◆ Stated goal: Copy every line of the listing exactly.

◆ Given records:
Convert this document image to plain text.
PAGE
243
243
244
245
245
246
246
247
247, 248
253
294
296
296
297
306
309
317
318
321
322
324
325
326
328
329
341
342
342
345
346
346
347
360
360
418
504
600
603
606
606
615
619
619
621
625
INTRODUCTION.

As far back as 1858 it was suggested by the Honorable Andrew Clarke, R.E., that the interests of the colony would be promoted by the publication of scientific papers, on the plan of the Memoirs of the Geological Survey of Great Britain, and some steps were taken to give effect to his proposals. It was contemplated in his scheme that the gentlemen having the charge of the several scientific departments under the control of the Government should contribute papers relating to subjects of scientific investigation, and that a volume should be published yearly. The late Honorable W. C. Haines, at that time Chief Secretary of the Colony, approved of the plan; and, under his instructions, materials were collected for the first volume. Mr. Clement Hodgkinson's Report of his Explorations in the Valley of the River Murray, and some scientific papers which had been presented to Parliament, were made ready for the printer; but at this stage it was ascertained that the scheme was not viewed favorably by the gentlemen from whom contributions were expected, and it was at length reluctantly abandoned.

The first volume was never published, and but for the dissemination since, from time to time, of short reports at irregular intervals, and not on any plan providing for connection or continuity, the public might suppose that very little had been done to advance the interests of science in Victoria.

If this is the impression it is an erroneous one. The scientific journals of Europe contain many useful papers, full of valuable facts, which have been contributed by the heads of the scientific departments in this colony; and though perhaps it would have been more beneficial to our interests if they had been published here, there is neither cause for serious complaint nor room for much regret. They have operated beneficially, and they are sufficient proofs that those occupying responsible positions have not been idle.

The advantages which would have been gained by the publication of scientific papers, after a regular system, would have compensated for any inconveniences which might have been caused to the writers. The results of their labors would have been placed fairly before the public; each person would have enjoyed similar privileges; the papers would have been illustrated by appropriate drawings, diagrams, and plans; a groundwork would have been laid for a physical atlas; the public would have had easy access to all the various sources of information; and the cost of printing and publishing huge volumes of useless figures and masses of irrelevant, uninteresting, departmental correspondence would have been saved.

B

◆ Final result:
Convert this document image to plain text.
PAGE
243
243
244
245
245
246
246
247
247, 248
253
294
296
296
297
306
309
317
318
321
322
324
325
326
328
329
341
342
342
345
346
346
347
360
360
418
504
600
603
606
606
615
619
619
621
625
INTRODUCTION.

As far back as 1858 it was suggested by the Honorable Andrew Clarke, R.E., that the interests of the colony would be promoted by the publication of scientific papers, on the plan of the Memoirs of the Geological Survey of Great Britain, and some steps were taken to give effect to his proposals. It was contemplated in his scheme that the gentlemen having the charge of the several scientific departments under the control of the Government should contribute papers relating to subjects of scientific investigation, and that a volume should be published yearly. The late Honorable W. C. Haines, at that time Chief Secretary of the Colony, approved of the plan; and, under his instructions, materials were collected for the first volume. Mr. Clement Hodgkinson's Report of his Explorations in the Valley of the River Murray, and some scientific papers which had been presented to Parliament, were made ready for the printer; but at this stage it was ascertained that the scheme was not viewed favorably by the gentlemen from whom contributions were expected, and it was at length reluctantly abandoned.

The first volume was never published, and but for the dissemination since, from time to time, of short reports at irregular intervals, and not on any plan providing for connection or continuity, the public might suppose that very little had been done to advance the interests of science in Victoria.

If this is the impression it is an erroneous one. The scientific journals of Europe contain many useful papers, full of valuable facts, which have been contributed by the heads of the scientific departments in this colony; and though perhaps it would have been more beneficial to our interests if they had been published here, there is neither cause for serious complaint nor room for much regret. They have operated beneficially, and they are sufficient proofs that those occupying responsible positions have not been idle.

The advantages which would have been gained by the publication of scientific papers, after a regular system, would have compensated for any inconveniences which might have been caused to the writers. The results of their labors would have been placed fairly before the public; each person would have enjoyed similar privileges; the papers would have been illustrated by appropriate drawings, diagrams, and plans; a groundwork would have been laid for a physical atlas; the public would have had easy access to all the various sources of information; and the cost of printing and publishing huge volumes of useless figures and masses of irrelevant, uninteresting, departmental correspondence would have been saved.

B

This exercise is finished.